[Exercise prompt]
Please echo the lines starting with the line containing "submenu-item[interactable]: 取消高亮显示搜索: [542, 423, 742, 446]" and going on through the line containing "code-line[interactable]: 0005=另存为 (&A)...: [61, 209, 202, 228]", both included.

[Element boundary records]
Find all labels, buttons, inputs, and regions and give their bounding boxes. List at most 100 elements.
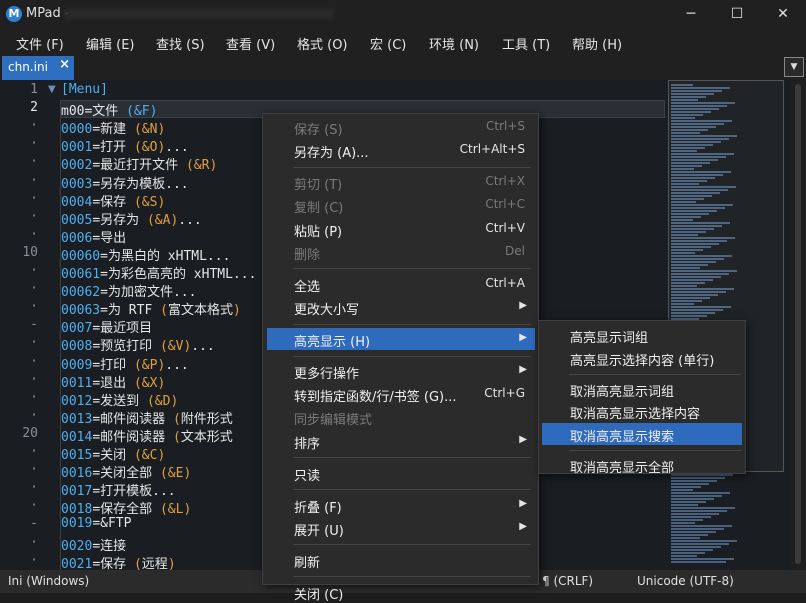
submenu-item[interactable]: 取消高亮显示搜索: [542, 423, 742, 446]
maximize-button[interactable]: ☐: [714, 0, 760, 28]
line-number: ·: [30, 498, 38, 514]
context-menu-item[interactable]: 只读: [267, 462, 535, 484]
context-menu-item[interactable]: 更改大小写 ▶: [267, 296, 535, 318]
tab-close-icon[interactable]: ×: [59, 57, 70, 72]
context-menu-item-label: 同步编辑模式: [294, 413, 373, 429]
submenu-arrow-icon: ▶: [519, 520, 527, 532]
status-line-ending[interactable]: ¶ (CRLF): [542, 574, 593, 588]
shortcut-label: Ctrl+C: [485, 197, 525, 212]
line-number: ·: [30, 480, 38, 496]
line-number: ·: [30, 462, 38, 478]
line-number: -: [30, 516, 38, 532]
line-number: ·: [30, 407, 38, 423]
menu-item[interactable]: 帮助 (H): [572, 34, 622, 53]
code-line[interactable]: 0011=退出 (&X): [61, 372, 165, 391]
context-menu-item[interactable]: 全选 Ctrl+A: [267, 273, 535, 295]
minimap-line: [671, 522, 695, 524]
code-line[interactable]: 0001=打开 (&O)...: [61, 136, 189, 155]
minimize-button[interactable]: ─: [668, 0, 714, 28]
code-line[interactable]: 0005=另存为 (&A)...: [61, 209, 202, 228]
code-line[interactable]: 0016=关闭全部 (&E): [61, 462, 191, 481]
code-line[interactable]: 00060=为黑白的 xHTML...: [61, 245, 230, 264]
context-menu-item[interactable]: 另存为 (A)... Ctrl+Alt+S: [267, 139, 535, 161]
context-menu-item-label: 另存为 (A)...: [294, 146, 369, 162]
code-line[interactable]: 0018=保存全部 (&L): [61, 498, 191, 517]
status-syntax[interactable]: Ini (Windows): [8, 574, 89, 588]
code-line[interactable]: 0003=另存为模板...: [61, 173, 189, 192]
line-number: ·: [30, 226, 38, 242]
context-menu-item[interactable]: 展开 (U) ▶: [267, 517, 535, 539]
shortcut-label: Del: [505, 243, 525, 258]
menu-item[interactable]: 文件 (F): [16, 34, 64, 53]
code-line[interactable]: 0021=保存 (远程): [61, 553, 176, 570]
code-line[interactable]: 0006=导出: [61, 227, 126, 246]
submenu-item[interactable]: 取消高亮显示选择内容: [542, 400, 742, 422]
context-menu-item-label: 刷新: [294, 555, 321, 571]
context-menu-item[interactable]: 转到指定函数/行/书签 (G)... Ctrl+G: [267, 383, 535, 405]
menu-item[interactable]: 工具 (T): [502, 34, 550, 53]
code-line[interactable]: 0015=关闭 (&C): [61, 444, 165, 463]
menu-separator: [293, 457, 531, 459]
menu-separator: [293, 544, 531, 546]
scrollbar-thumb[interactable]: [795, 84, 801, 564]
context-menu-item[interactable]: 关闭 (C): [267, 581, 535, 603]
minimap-line: [671, 507, 735, 509]
context-menu-item-label: 关闭 (C): [294, 587, 344, 603]
context-menu-item[interactable]: 刷新: [267, 549, 535, 571]
code-line[interactable]: [Menu]: [61, 82, 108, 97]
menu-separator: [293, 323, 531, 325]
fold-toggle-icon[interactable]: ▼: [48, 84, 56, 95]
redacted-path: [64, 9, 334, 19]
code-line[interactable]: 00063=为 RTF (富文本格式): [61, 299, 241, 318]
context-menu-item[interactable]: 粘贴 (P) Ctrl+V: [267, 218, 535, 240]
submenu-item[interactable]: 高亮显示选择内容 (单行): [542, 347, 742, 369]
status-encoding[interactable]: Unicode (UTF-8): [637, 574, 734, 588]
tab-list-dropdown-icon[interactable]: ▼: [784, 57, 804, 77]
context-menu-item[interactable]: 排序 ▶: [267, 430, 535, 452]
code-line[interactable]: 00062=为加密文件...: [61, 281, 196, 300]
menu-item[interactable]: 查找 (S): [156, 34, 205, 53]
code-line[interactable]: 0007=最近项目: [61, 317, 152, 336]
code-line[interactable]: 0020=连接: [61, 535, 126, 554]
minimap-line: [671, 489, 693, 491]
code-line[interactable]: 0014=邮件阅读器 (文本形式: [61, 426, 233, 445]
minimap-line: [671, 477, 725, 479]
code-line[interactable]: 0009=打印 (&P)...: [61, 354, 189, 373]
context-menu-item[interactable]: 折叠 (F) ▶: [267, 494, 535, 516]
submenu-item[interactable]: 取消高亮显示全部: [542, 454, 742, 476]
code-line[interactable]: 0012=发送到 (&D): [61, 390, 178, 409]
close-button[interactable]: ✕: [760, 0, 806, 28]
menu-item[interactable]: 格式 (O): [297, 34, 348, 53]
submenu-arrow-icon: ▶: [519, 332, 527, 343]
line-number: ·: [30, 208, 38, 224]
code-line[interactable]: 0019=&FTP: [61, 516, 131, 531]
code-line[interactable]: 00061=为彩色高亮的 xHTML...: [61, 263, 256, 282]
tab-label: chn.ini: [8, 60, 48, 74]
line-number: 1: [30, 82, 38, 97]
code-line[interactable]: 0008=预览打印 (&V)...: [61, 335, 215, 354]
code-line[interactable]: 0013=邮件阅读器 (附件形式: [61, 408, 233, 427]
menu-item[interactable]: 编辑 (E): [86, 34, 135, 53]
menu-item[interactable]: 查看 (V): [226, 34, 275, 53]
context-menu-item[interactable]: 更多行操作 ▶: [267, 360, 535, 382]
context-menu-item-label: 转到指定函数/行/书签 (G)...: [294, 390, 457, 406]
line-number: ·: [30, 136, 38, 152]
tab-strip: chn.ini ×: [0, 56, 806, 80]
submenu-item[interactable]: 取消高亮显示词组: [542, 378, 742, 400]
line-number: ·: [30, 389, 38, 405]
submenu-arrow-icon: ▶: [519, 300, 527, 311]
line-number: 20: [22, 425, 38, 441]
tab-chn-ini[interactable]: chn.ini ×: [2, 56, 74, 80]
minimap-line: [671, 501, 706, 503]
menu-item[interactable]: 宏 (C): [370, 34, 406, 53]
code-line[interactable]: 0017=打开模板...: [61, 480, 176, 499]
submenu-item[interactable]: 高亮显示词组: [542, 324, 742, 346]
menu-item[interactable]: 环境 (N): [429, 34, 479, 53]
code-line[interactable]: m00=文件 (&F): [61, 100, 157, 119]
minimap-line: [671, 504, 698, 506]
code-line[interactable]: 0000=新建 (&N): [61, 118, 165, 137]
context-menu-item[interactable]: 高亮显示 (H) ▶: [267, 328, 535, 350]
code-line[interactable]: 0002=最近打开文件 (&R): [61, 154, 217, 173]
code-line[interactable]: 0004=保存 (&S): [61, 191, 165, 210]
menu-separator: [293, 166, 531, 168]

[Expected answer]
submenu-item[interactable]: 取消高亮显示搜索: [542, 423, 742, 446]
maximize-button[interactable]: ☐: [714, 0, 760, 28]
line-number: ·: [30, 498, 38, 514]
context-menu-item[interactable]: 只读: [267, 462, 535, 484]
context-menu-item[interactable]: 更改大小写 ▶: [267, 296, 535, 318]
tab-close-icon[interactable]: ×: [59, 57, 70, 72]
context-menu-item-label: 同步编辑模式: [294, 413, 373, 429]
submenu-arrow-icon: ▶: [519, 520, 527, 532]
status-line-ending[interactable]: ¶ (CRLF): [542, 574, 593, 588]
shortcut-label: Ctrl+C: [485, 197, 525, 212]
line-number: ·: [30, 480, 38, 496]
line-number: ·: [30, 462, 38, 478]
line-number: -: [30, 516, 38, 532]
line-number: ·: [30, 407, 38, 423]
menu-item[interactable]: 帮助 (H): [572, 34, 622, 53]
code-line[interactable]: 0011=退出 (&X): [61, 372, 165, 391]
context-menu-item[interactable]: 全选 Ctrl+A: [267, 273, 535, 295]
minimap-line: [671, 522, 695, 524]
code-line[interactable]: 0001=打开 (&O)...: [61, 136, 189, 155]
minimize-button[interactable]: ─: [668, 0, 714, 28]
code-line[interactable]: 0005=另存为 (&A)...: [61, 209, 202, 228]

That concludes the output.